____ Dataset excerpts
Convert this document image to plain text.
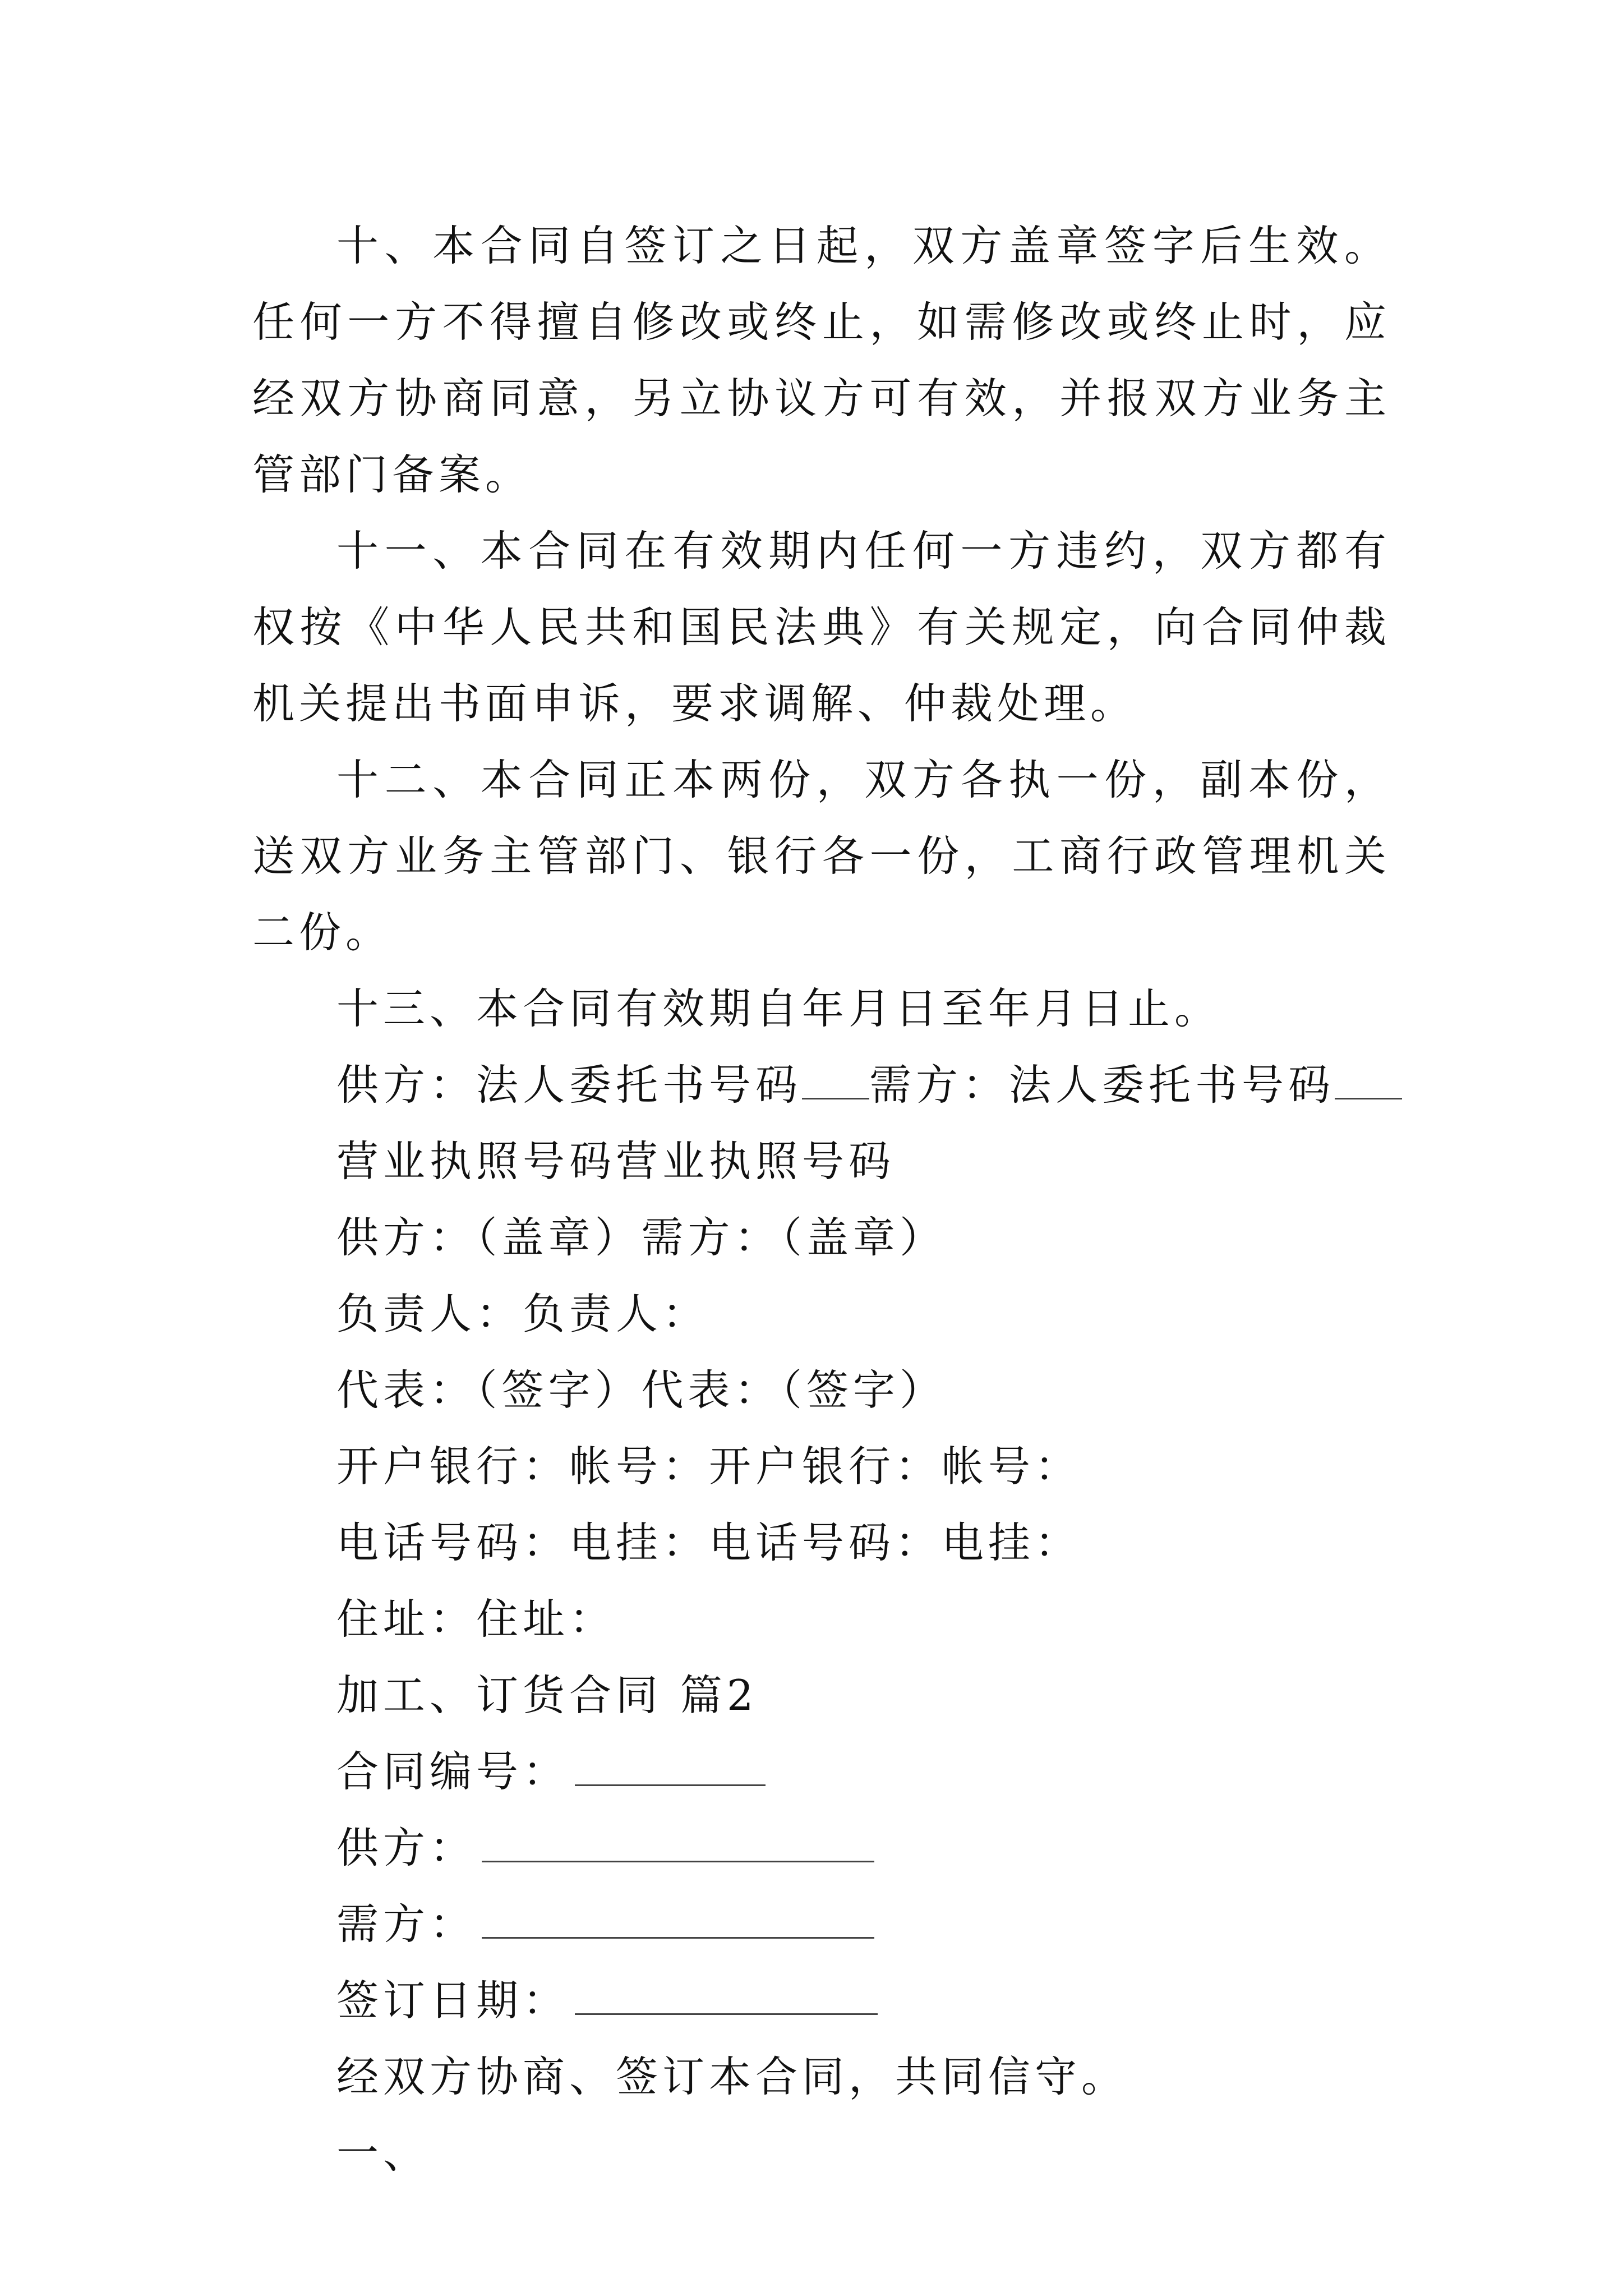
十、本合同自签订之日起，双方盖章签字后生效。任何一方不得擅自修改或终止，如需修改或终止时，应经双方协商同意，另立协议方可有效，并报双方业务主管部门备案。

十一、本合同在有效期内任何一方违约，双方都有权按《中华人民共和国民法典》有关规定，向合同仲裁机关提出书面申诉，要求调解、仲裁处理。

十二、本合同正本两份，双方各执一份，副本份，送双方业务主管部门、银行各一份，工商行政管理机关二份。

十三、本合同有效期自年月日至年月日止。

供方：法人委托书号码 需方：法人委托书号码

营业执照号码营业执照号码

供方：（盖章）需方：（盖章）

负责人：负责人：

代表：（签字）代表：（签字）

开户银行：帐号：开户银行：帐号：

电话号码：电挂：电话号码：电挂：

住址：住址：

加工、订货合同 篇2

合同编号：

供方：

需方：

签订日期：

经双方协商、签订本合同，共同信守。

一、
________
**Short task:** Repeat the preceding records precisely, and leave every picture out of the copy.

**Worked answer:**
Convert this document image to plain text.
十、本合同自签订之日起，双方盖章签字后生效。任何一方不得擅自修改或终止，如需修改或终止时，应经双方协商同意，另立协议方可有效，并报双方业务主管部门备案。

十一、本合同在有效期内任何一方违约，双方都有权按《中华人民共和国民法典》有关规定，向合同仲裁机关提出书面申诉，要求调解、仲裁处理。

十二、本合同正本两份，双方各执一份，副本份，送双方业务主管部门、银行各一份，工商行政管理机关二份。

十三、本合同有效期自年月日至年月日止。

供方：法人委托书号码 需方：法人委托书号码

营业执照号码营业执照号码

供方：（盖章）需方：（盖章）

负责人：负责人：

代表：（签字）代表：（签字）

开户银行：帐号：开户银行：帐号：

电话号码：电挂：电话号码：电挂：

住址：住址：

加工、订货合同 篇2

合同编号：

供方：

需方：

签订日期：

经双方协商、签订本合同，共同信守。

一、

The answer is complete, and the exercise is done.